Supplied records:

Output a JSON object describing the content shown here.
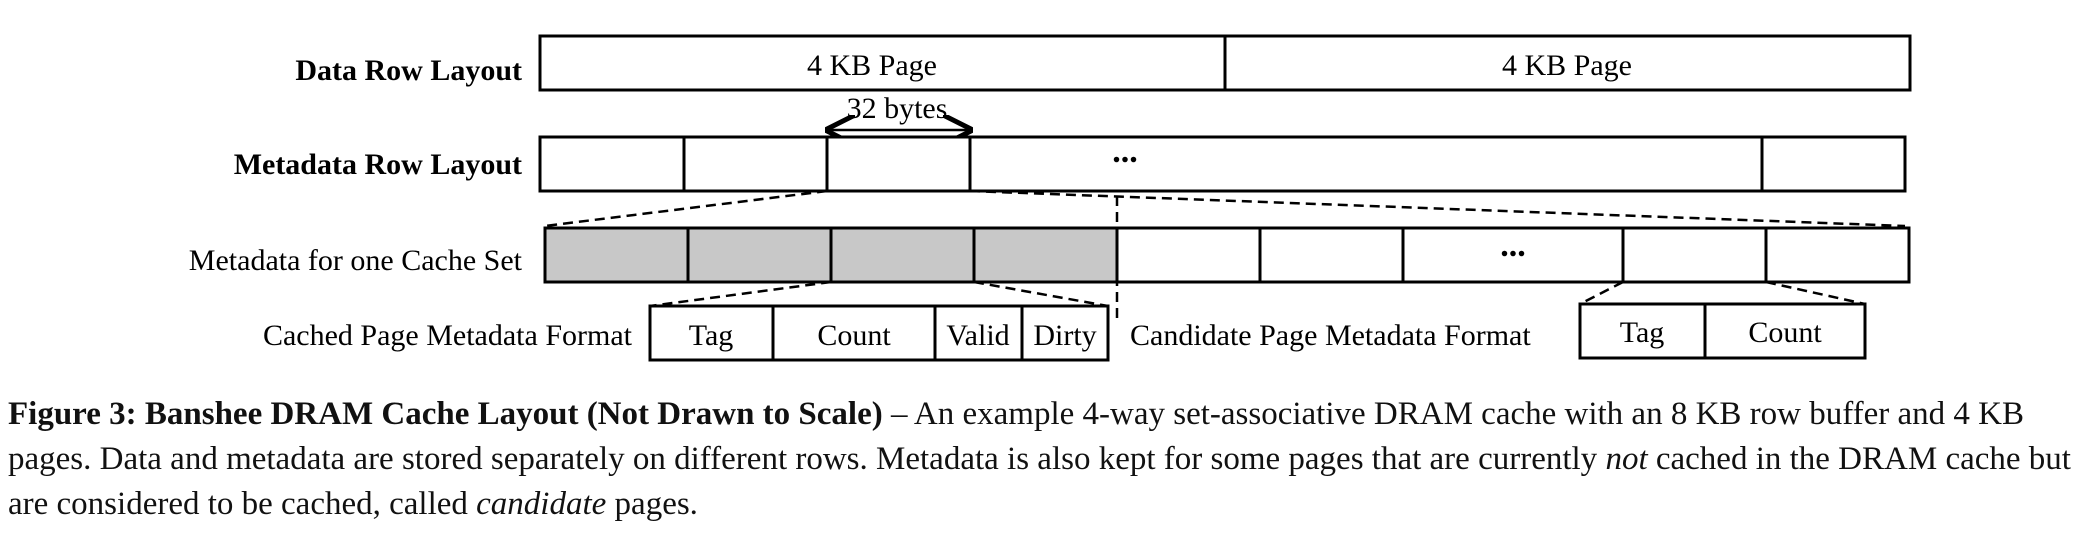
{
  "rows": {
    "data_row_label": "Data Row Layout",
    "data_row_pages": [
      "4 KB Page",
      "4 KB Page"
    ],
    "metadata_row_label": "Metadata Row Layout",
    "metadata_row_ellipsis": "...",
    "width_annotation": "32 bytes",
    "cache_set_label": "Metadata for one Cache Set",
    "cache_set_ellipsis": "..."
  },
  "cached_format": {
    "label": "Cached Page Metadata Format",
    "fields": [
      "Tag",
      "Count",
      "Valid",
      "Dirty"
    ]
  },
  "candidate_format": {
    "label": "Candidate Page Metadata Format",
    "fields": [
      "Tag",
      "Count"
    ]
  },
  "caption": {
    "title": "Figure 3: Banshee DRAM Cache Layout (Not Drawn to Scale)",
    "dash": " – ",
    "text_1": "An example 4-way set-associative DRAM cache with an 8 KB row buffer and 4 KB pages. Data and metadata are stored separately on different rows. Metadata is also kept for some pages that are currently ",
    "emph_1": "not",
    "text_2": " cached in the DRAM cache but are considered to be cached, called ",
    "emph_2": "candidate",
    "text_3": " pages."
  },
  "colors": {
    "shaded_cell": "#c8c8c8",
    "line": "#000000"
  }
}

==

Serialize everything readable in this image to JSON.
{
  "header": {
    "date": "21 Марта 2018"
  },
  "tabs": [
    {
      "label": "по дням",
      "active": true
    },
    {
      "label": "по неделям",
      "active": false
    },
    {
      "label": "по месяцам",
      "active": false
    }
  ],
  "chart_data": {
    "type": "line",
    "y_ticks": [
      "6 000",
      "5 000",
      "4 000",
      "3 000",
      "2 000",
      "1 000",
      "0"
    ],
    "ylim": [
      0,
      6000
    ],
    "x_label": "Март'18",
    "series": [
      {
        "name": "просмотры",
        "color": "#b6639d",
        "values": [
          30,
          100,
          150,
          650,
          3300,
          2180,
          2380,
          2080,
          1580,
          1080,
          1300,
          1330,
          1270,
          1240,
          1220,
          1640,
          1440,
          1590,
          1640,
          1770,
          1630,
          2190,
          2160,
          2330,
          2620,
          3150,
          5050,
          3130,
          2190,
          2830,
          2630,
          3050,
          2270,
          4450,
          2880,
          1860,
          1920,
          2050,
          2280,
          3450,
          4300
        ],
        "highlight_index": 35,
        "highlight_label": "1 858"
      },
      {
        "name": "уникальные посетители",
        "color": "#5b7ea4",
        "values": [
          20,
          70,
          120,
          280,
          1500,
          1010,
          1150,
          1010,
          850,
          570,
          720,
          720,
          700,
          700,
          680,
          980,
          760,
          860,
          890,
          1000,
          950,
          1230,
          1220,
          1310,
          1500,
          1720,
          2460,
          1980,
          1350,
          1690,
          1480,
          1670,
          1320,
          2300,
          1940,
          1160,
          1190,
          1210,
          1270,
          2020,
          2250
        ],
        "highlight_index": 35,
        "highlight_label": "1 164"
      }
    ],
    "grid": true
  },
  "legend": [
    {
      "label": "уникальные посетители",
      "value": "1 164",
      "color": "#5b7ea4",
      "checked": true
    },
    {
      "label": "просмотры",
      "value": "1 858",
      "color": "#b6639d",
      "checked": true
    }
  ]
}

Problem description:
Return all lines of the material above in which the word "name" occurs.

Output of the exercise:
        "name": "просмотры",
        "name": "уникальные посетители",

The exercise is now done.